Spatial layout data:
⁂

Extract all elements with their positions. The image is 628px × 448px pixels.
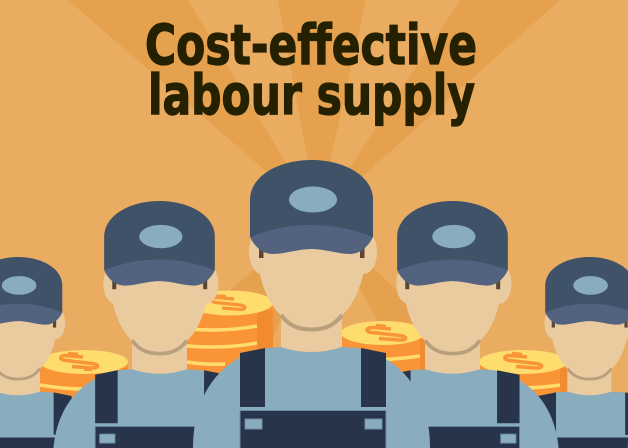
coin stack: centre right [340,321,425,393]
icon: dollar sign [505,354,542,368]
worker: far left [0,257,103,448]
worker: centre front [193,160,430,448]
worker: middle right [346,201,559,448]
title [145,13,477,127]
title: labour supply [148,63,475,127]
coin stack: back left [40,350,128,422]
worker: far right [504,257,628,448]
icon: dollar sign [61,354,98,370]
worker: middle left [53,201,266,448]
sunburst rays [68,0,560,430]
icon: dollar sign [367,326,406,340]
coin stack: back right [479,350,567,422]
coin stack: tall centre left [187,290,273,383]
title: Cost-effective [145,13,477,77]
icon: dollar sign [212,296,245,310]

⁂

• [What is required]
Put the lines of the entries into a numbered list, starting at the line that contains "coin stack: centre right [340,321,425,393]" and continuing through the last line. Leave out any blank lines.

• [Result for this task]
1. coin stack: centre right [340,321,425,393]
2. icon: dollar sign [505,354,542,368]
3. worker: far left [0,257,103,448]
4. worker: centre front [193,160,430,448]
5. worker: middle right [346,201,559,448]
6. title [145,13,477,127]
7. title: labour supply [148,63,475,127]
8. coin stack: back left [40,350,128,422]
9. worker: far right [504,257,628,448]
10. icon: dollar sign [61,354,98,370]
11. worker: middle left [53,201,266,448]
12. sunburst rays [68,0,560,430]
13. icon: dollar sign [367,326,406,340]
14. coin stack: back right [479,350,567,422]
15. coin stack: tall centre left [187,290,273,383]
16. title: Cost-effective [145,13,477,77]
17. icon: dollar sign [212,296,245,310]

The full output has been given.